#### [Stored data entries]
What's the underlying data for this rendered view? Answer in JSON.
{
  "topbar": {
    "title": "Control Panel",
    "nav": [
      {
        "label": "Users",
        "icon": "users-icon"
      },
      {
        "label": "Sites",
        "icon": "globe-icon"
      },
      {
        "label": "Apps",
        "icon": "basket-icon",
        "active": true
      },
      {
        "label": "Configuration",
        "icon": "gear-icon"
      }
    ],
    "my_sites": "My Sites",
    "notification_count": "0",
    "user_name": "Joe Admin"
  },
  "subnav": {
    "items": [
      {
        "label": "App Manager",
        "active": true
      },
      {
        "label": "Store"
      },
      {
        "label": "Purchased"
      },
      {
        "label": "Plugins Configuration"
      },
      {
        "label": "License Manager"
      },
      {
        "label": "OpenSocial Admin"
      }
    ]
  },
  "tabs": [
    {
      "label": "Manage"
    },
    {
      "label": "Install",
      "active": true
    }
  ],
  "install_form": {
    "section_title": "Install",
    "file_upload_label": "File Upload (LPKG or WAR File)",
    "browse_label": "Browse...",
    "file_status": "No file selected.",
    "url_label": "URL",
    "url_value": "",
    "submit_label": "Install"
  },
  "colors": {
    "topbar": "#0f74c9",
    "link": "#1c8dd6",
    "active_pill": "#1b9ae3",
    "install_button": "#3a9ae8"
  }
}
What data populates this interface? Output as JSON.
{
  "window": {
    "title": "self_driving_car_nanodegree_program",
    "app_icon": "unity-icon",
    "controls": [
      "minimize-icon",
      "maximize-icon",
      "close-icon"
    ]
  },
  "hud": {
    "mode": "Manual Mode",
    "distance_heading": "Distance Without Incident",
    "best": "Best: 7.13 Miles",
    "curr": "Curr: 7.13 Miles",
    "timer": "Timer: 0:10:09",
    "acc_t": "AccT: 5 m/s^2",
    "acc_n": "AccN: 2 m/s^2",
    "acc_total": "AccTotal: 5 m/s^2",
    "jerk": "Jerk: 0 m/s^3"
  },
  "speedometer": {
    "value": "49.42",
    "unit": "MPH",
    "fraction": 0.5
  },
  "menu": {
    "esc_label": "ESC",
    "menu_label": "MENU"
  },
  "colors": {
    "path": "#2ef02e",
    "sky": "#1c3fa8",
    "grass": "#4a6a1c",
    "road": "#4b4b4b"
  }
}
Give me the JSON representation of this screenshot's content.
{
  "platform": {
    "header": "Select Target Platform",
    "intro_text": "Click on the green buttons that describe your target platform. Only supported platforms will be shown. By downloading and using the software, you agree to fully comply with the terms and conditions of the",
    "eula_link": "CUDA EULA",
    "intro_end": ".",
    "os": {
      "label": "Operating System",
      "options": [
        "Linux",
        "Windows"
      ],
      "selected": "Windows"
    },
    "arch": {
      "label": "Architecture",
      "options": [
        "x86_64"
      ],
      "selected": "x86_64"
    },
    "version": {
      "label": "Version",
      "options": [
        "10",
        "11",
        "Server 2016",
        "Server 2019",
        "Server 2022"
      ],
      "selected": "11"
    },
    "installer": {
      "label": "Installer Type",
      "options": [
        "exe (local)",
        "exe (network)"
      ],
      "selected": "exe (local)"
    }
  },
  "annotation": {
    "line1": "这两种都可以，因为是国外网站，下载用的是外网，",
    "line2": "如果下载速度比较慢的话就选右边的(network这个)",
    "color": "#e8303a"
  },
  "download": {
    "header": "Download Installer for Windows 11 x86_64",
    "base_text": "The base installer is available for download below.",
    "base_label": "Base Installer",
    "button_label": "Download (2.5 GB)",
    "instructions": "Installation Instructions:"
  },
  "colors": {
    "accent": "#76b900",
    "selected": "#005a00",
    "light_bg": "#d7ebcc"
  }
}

#### [WHAT IS EXPECTED]
Every entry must be retyped in full, exactly as given.

#### [RESULT OF THE EXERCISE]
What's the underlying data for this rendered view? Answer in JSON.
{
  "topbar": {
    "title": "Control Panel",
    "nav": [
      {
        "label": "Users",
        "icon": "users-icon"
      },
      {
        "label": "Sites",
        "icon": "globe-icon"
      },
      {
        "label": "Apps",
        "icon": "basket-icon",
        "active": true
      },
      {
        "label": "Configuration",
        "icon": "gear-icon"
      }
    ],
    "my_sites": "My Sites",
    "notification_count": "0",
    "user_name": "Joe Admin"
  },
  "subnav": {
    "items": [
      {
        "label": "App Manager",
        "active": true
      },
      {
        "label": "Store"
      },
      {
        "label": "Purchased"
      },
      {
        "label": "Plugins Configuration"
      },
      {
        "label": "License Manager"
      },
      {
        "label": "OpenSocial Admin"
      }
    ]
  },
  "tabs": [
    {
      "label": "Manage"
    },
    {
      "label": "Install",
      "active": true
    }
  ],
  "install_form": {
    "section_title": "Install",
    "file_upload_label": "File Upload (LPKG or WAR File)",
    "browse_label": "Browse...",
    "file_status": "No file selected.",
    "url_label": "URL",
    "url_value": "",
    "submit_label": "Install"
  },
  "colors": {
    "topbar": "#0f74c9",
    "link": "#1c8dd6",
    "active_pill": "#1b9ae3",
    "install_button": "#3a9ae8"
  }
}
What data populates this interface? Output as JSON.
{
  "window": {
    "title": "self_driving_car_nanodegree_program",
    "app_icon": "unity-icon",
    "controls": [
      "minimize-icon",
      "maximize-icon",
      "close-icon"
    ]
  },
  "hud": {
    "mode": "Manual Mode",
    "distance_heading": "Distance Without Incident",
    "best": "Best: 7.13 Miles",
    "curr": "Curr: 7.13 Miles",
    "timer": "Timer: 0:10:09",
    "acc_t": "AccT: 5 m/s^2",
    "acc_n": "AccN: 2 m/s^2",
    "acc_total": "AccTotal: 5 m/s^2",
    "jerk": "Jerk: 0 m/s^3"
  },
  "speedometer": {
    "value": "49.42",
    "unit": "MPH",
    "fraction": 0.5
  },
  "menu": {
    "esc_label": "ESC",
    "menu_label": "MENU"
  },
  "colors": {
    "path": "#2ef02e",
    "sky": "#1c3fa8",
    "grass": "#4a6a1c",
    "road": "#4b4b4b"
  }
}
Give me the JSON representation of this screenshot's content.
{
  "platform": {
    "header": "Select Target Platform",
    "intro_text": "Click on the green buttons that describe your target platform. Only supported platforms will be shown. By downloading and using the software, you agree to fully comply with the terms and conditions of the",
    "eula_link": "CUDA EULA",
    "intro_end": ".",
    "os": {
      "label": "Operating System",
      "options": [
        "Linux",
        "Windows"
      ],
      "selected": "Windows"
    },
    "arch": {
      "label": "Architecture",
      "options": [
        "x86_64"
      ],
      "selected": "x86_64"
    },
    "version": {
      "label": "Version",
      "options": [
        "10",
        "11",
        "Server 2016",
        "Server 2019",
        "Server 2022"
      ],
      "selected": "11"
    },
    "installer": {
      "label": "Installer Type",
      "options": [
        "exe (local)",
        "exe (network)"
      ],
      "selected": "exe (local)"
    }
  },
  "annotation": {
    "line1": "这两种都可以，因为是国外网站，下载用的是外网，",
    "line2": "如果下载速度比较慢的话就选右边的(network这个)",
    "color": "#e8303a"
  },
  "download": {
    "header": "Download Installer for Windows 11 x86_64",
    "base_text": "The base installer is available for download below.",
    "base_label": "Base Installer",
    "button_label": "Download (2.5 GB)",
    "instructions": "Installation Instructions:"
  },
  "colors": {
    "accent": "#76b900",
    "selected": "#005a00",
    "light_bg": "#d7ebcc"
  }
}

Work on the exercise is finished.